**Problem requirements**
Write out the entries again exactly as they are given.

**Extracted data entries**
>> START

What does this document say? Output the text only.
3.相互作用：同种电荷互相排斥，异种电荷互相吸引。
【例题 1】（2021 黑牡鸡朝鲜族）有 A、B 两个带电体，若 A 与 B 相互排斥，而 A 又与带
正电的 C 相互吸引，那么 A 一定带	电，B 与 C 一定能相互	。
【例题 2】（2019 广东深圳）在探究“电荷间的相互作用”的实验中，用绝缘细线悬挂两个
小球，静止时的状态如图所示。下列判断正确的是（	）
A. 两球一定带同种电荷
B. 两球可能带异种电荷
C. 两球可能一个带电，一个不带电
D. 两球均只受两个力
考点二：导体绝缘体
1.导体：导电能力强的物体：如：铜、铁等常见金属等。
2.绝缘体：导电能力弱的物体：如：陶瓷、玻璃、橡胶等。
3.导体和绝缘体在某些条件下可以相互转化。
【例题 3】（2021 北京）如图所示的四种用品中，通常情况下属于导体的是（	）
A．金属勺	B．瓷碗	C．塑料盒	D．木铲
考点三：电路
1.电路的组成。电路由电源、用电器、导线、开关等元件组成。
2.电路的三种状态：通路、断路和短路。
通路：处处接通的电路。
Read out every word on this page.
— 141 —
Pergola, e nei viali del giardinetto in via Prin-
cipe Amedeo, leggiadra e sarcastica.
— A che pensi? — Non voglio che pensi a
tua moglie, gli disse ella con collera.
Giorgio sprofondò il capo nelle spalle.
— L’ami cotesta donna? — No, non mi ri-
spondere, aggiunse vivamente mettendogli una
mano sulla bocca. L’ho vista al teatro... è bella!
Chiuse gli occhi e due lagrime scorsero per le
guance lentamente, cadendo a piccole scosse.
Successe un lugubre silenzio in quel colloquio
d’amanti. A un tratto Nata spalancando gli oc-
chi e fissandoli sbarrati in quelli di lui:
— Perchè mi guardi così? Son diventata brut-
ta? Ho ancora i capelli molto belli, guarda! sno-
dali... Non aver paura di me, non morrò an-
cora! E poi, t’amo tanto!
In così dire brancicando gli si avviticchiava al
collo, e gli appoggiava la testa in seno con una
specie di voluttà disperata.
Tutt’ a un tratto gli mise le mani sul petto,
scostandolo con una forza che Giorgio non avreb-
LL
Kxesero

>> END

**The solution**
What does this document say? Output the text only.
3.相互作用：同种电荷互相排斥，异种电荷互相吸引。
【例题 1】（2021 黑牡鸡朝鲜族）有 A、B 两个带电体，若 A 与 B 相互排斥，而 A 又与带
正电的 C 相互吸引，那么 A 一定带	电，B 与 C 一定能相互	。
【例题 2】（2019 广东深圳）在探究“电荷间的相互作用”的实验中，用绝缘细线悬挂两个
小球，静止时的状态如图所示。下列判断正确的是（	）
A. 两球一定带同种电荷
B. 两球可能带异种电荷
C. 两球可能一个带电，一个不带电
D. 两球均只受两个力
考点二：导体绝缘体
1.导体：导电能力强的物体：如：铜、铁等常见金属等。
2.绝缘体：导电能力弱的物体：如：陶瓷、玻璃、橡胶等。
3.导体和绝缘体在某些条件下可以相互转化。
【例题 3】（2021 北京）如图所示的四种用品中，通常情况下属于导体的是（	）
A．金属勺	B．瓷碗	C．塑料盒	D．木铲
考点三：电路
1.电路的组成。电路由电源、用电器、导线、开关等元件组成。
2.电路的三种状态：通路、断路和短路。
通路：处处接通的电路。
Read out every word on this page.
— 141 —
Pergola, e nei viali del giardinetto in via Prin-
cipe Amedeo, leggiadra e sarcastica.
— A che pensi? — Non voglio che pensi a
tua moglie, gli disse ella con collera.
Giorgio sprofondò il capo nelle spalle.
— L’ami cotesta donna? — No, non mi ri-
spondere, aggiunse vivamente mettendogli una
mano sulla bocca. L’ho vista al teatro... è bella!
Chiuse gli occhi e due lagrime scorsero per le
guance lentamente, cadendo a piccole scosse.
Successe un lugubre silenzio in quel colloquio
d’amanti. A un tratto Nata spalancando gli oc-
chi e fissandoli sbarrati in quelli di lui:
— Perchè mi guardi così? Son diventata brut-
ta? Ho ancora i capelli molto belli, guarda! sno-
dali... Non aver paura di me, non morrò an-
cora! E poi, t’amo tanto!
In così dire brancicando gli si avviticchiava al
collo, e gli appoggiava la testa in seno con una
specie di voluttà disperata.
Tutt’ a un tratto gli mise le mani sul petto,
scostandolo con una forza che Giorgio non avreb-
LL
Kxesero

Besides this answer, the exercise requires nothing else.